The task
Which lines in the records below contain the word "number"? Copy each one out.

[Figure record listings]
___

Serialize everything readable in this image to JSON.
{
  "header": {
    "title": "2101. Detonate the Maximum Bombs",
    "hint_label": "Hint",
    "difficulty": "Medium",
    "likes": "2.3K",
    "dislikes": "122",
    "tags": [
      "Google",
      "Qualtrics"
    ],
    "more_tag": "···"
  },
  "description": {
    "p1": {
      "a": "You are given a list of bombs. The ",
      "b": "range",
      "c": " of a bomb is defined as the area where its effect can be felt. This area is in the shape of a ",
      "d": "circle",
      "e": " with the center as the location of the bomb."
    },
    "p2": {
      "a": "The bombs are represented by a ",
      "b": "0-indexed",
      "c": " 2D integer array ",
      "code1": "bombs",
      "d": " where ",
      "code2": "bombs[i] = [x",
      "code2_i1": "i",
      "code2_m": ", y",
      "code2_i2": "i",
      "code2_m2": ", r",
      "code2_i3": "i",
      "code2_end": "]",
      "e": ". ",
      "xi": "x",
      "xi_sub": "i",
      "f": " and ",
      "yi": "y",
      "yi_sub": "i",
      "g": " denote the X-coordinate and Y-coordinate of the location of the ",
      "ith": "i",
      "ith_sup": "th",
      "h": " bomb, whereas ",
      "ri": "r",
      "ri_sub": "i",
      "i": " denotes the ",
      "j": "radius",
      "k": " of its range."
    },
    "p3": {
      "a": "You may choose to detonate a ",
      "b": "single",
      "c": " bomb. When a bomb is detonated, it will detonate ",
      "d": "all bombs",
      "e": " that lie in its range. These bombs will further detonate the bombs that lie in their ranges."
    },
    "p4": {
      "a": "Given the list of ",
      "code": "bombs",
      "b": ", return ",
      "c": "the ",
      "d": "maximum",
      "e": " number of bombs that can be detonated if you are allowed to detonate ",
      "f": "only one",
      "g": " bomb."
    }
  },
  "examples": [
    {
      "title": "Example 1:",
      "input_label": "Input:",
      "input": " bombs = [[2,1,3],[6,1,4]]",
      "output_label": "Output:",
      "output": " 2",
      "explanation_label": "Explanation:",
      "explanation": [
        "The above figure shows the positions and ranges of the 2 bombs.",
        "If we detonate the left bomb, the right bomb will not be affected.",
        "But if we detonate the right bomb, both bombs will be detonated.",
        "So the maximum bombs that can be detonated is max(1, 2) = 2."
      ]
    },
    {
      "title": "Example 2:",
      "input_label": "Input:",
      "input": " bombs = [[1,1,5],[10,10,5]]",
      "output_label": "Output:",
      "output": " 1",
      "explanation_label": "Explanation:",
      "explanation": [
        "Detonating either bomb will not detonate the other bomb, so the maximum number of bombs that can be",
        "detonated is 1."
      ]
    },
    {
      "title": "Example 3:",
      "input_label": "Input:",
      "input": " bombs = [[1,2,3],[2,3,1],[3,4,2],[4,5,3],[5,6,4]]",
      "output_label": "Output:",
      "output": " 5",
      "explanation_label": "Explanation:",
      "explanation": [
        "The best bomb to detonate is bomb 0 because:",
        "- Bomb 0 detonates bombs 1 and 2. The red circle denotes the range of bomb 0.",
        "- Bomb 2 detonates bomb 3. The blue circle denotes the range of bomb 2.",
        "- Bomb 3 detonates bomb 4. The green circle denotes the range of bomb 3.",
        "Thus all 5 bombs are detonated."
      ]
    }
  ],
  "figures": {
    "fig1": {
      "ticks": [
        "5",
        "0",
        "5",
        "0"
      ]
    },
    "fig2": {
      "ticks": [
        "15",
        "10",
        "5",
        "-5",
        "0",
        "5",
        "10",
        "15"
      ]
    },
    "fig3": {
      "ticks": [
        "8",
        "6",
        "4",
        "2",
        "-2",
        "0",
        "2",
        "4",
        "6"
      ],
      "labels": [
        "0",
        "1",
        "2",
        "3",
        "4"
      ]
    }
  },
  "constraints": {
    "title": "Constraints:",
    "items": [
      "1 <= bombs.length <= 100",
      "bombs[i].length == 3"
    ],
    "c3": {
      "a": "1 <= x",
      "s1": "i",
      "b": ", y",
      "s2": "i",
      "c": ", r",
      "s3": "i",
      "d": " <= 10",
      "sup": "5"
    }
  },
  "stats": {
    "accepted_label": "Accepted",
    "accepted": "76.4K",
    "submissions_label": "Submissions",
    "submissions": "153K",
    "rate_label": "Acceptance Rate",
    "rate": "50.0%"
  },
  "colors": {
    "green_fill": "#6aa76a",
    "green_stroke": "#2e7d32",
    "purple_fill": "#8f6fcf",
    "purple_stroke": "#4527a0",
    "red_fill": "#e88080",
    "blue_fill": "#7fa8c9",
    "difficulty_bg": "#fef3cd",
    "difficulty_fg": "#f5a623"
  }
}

___

The result
      "e": " number of bombs that can be detonated if you are allowed to detonate ",
        "Detonating either bomb will not detonate the other bomb, so the maximum number of bombs that can be",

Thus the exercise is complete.